═════ Source material ═════
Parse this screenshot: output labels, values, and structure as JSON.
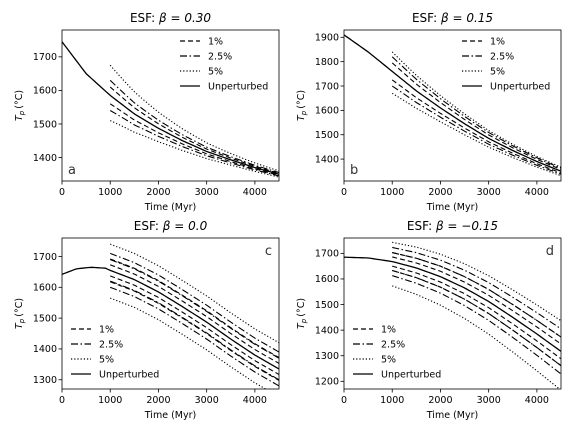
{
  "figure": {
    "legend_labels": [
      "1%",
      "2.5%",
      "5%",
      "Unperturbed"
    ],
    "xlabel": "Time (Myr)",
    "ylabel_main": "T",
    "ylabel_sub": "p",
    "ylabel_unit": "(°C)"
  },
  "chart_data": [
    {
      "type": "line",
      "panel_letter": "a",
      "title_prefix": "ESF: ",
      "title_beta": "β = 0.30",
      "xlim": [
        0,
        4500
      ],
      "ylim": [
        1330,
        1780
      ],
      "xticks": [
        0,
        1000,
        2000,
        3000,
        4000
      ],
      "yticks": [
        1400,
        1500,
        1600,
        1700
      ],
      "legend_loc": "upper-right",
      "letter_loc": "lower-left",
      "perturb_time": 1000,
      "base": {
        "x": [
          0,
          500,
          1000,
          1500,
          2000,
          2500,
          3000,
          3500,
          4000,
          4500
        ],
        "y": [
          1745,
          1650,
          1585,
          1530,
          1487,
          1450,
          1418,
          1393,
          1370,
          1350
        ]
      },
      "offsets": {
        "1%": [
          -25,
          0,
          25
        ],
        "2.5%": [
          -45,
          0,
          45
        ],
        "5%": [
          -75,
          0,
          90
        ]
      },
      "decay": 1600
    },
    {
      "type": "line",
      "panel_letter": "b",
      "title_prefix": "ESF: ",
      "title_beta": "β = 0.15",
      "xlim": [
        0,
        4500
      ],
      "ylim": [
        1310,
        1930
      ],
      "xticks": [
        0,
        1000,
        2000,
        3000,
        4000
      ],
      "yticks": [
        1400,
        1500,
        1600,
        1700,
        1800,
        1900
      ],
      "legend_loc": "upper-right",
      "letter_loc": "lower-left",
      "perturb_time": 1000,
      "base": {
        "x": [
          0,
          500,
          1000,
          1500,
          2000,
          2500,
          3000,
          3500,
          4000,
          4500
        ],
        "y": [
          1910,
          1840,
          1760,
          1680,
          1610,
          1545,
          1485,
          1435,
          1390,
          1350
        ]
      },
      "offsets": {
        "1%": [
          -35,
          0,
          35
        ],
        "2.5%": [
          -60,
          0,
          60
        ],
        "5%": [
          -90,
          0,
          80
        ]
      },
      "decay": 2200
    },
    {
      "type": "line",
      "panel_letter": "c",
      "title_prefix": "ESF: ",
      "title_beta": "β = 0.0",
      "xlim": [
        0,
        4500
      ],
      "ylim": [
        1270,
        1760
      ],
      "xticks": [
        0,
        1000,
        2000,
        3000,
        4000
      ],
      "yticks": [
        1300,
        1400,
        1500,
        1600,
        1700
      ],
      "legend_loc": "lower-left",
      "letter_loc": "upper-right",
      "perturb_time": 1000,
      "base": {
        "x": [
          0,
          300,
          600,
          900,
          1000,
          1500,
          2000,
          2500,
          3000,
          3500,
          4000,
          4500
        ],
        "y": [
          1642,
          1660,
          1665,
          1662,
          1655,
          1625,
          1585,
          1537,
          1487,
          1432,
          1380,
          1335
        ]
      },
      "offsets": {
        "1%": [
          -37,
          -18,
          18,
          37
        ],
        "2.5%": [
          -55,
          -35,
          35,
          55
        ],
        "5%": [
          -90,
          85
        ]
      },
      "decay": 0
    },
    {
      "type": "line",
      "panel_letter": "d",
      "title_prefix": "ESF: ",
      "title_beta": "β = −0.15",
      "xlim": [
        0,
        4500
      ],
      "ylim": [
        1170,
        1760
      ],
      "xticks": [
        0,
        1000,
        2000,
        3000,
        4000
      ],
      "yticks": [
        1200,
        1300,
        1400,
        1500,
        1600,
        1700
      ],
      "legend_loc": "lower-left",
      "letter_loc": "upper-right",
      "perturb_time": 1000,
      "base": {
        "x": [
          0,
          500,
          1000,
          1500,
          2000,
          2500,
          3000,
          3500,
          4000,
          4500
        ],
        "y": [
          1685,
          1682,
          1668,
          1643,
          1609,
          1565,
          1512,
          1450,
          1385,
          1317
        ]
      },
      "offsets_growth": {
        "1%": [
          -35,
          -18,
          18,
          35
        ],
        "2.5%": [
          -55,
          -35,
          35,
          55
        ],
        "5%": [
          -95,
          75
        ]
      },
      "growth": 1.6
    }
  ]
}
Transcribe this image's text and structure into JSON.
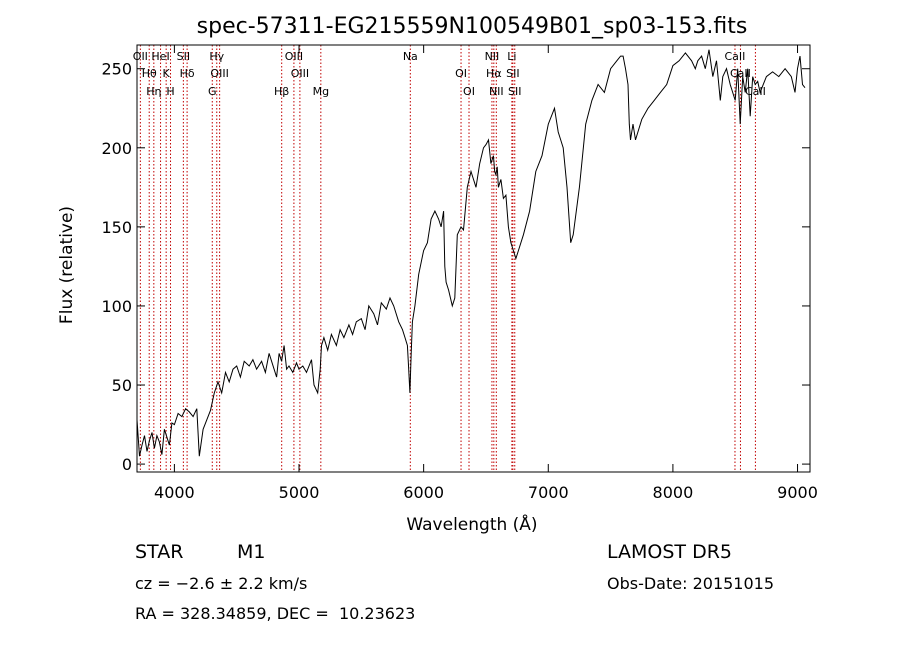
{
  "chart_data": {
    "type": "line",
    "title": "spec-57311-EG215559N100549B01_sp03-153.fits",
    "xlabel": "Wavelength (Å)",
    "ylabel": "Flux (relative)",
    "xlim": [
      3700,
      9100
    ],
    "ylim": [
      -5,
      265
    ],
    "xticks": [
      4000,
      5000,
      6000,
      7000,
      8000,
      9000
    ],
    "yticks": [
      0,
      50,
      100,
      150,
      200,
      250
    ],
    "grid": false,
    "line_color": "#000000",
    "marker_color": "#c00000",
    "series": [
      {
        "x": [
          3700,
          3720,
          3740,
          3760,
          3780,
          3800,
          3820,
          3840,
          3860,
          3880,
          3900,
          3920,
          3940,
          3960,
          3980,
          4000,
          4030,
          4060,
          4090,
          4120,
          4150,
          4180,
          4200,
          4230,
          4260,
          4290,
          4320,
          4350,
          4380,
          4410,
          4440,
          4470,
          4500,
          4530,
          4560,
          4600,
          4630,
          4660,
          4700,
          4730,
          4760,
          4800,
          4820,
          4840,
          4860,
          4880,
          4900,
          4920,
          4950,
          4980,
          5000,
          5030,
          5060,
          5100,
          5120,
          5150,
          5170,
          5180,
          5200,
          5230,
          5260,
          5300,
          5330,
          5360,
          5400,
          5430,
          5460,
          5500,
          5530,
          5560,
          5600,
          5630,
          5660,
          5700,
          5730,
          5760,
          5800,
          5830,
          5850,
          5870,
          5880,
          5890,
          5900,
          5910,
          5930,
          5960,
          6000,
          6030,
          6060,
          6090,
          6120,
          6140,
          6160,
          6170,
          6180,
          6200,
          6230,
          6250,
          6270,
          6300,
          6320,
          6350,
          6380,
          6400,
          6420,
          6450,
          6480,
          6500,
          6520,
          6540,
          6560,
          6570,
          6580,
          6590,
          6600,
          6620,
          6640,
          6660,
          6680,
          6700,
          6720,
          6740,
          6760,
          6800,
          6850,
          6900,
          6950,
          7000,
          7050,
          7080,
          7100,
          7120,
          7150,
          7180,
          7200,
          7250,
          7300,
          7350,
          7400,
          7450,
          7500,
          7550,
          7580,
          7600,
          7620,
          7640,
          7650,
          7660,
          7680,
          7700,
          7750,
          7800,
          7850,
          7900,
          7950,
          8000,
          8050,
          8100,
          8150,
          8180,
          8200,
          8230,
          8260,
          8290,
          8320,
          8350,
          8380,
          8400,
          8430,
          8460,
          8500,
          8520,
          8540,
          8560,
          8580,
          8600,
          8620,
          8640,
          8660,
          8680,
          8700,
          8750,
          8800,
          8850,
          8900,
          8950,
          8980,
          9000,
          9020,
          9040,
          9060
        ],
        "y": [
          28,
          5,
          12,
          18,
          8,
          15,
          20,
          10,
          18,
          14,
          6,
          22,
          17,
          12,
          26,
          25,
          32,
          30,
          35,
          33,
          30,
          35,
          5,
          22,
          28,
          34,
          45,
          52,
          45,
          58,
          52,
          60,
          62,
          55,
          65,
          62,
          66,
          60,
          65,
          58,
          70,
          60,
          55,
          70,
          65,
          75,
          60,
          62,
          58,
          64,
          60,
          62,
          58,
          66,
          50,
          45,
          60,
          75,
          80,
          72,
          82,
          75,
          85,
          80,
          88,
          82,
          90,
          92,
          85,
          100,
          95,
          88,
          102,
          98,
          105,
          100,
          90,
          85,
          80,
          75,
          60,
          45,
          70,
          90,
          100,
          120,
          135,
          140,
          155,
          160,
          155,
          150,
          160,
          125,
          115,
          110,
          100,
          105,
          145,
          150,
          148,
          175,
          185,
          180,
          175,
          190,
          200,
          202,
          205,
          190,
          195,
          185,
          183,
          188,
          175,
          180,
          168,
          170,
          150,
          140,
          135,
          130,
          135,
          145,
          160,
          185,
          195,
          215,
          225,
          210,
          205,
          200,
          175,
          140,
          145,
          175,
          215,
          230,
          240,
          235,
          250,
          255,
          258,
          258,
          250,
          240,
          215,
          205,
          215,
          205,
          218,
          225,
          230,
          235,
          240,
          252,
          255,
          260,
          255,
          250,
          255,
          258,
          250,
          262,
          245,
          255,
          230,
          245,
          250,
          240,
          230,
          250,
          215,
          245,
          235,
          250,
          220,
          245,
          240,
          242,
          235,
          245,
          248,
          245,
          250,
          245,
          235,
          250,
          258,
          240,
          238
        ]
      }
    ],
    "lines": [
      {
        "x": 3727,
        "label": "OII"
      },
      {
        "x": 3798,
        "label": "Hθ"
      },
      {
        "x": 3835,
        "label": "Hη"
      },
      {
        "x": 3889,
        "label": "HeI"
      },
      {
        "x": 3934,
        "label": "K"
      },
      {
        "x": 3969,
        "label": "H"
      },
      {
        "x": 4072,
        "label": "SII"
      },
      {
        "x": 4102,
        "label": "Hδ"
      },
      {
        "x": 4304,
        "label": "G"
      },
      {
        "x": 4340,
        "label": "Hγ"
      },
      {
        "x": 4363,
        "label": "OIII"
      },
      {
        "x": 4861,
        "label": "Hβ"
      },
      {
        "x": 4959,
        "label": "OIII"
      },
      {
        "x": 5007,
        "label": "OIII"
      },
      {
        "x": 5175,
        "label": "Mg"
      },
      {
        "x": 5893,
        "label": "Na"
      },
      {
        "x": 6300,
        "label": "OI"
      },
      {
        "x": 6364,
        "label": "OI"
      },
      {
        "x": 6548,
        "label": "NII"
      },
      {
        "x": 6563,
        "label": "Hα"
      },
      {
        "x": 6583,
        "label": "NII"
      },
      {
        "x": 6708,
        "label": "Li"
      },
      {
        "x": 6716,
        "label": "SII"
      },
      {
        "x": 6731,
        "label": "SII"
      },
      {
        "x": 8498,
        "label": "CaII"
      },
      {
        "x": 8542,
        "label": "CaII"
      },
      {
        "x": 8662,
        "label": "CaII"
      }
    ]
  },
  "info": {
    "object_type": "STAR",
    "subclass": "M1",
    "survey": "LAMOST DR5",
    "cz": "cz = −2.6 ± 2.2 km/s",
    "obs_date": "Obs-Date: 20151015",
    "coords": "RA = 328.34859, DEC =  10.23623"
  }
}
═════
• **What needs to be done**: Show all lines in the entries above where the string "xlabel" appears.

• **The output**:
    "xlabel": "Time (Myr)",
    "xlabel": "Wavelength (Å)",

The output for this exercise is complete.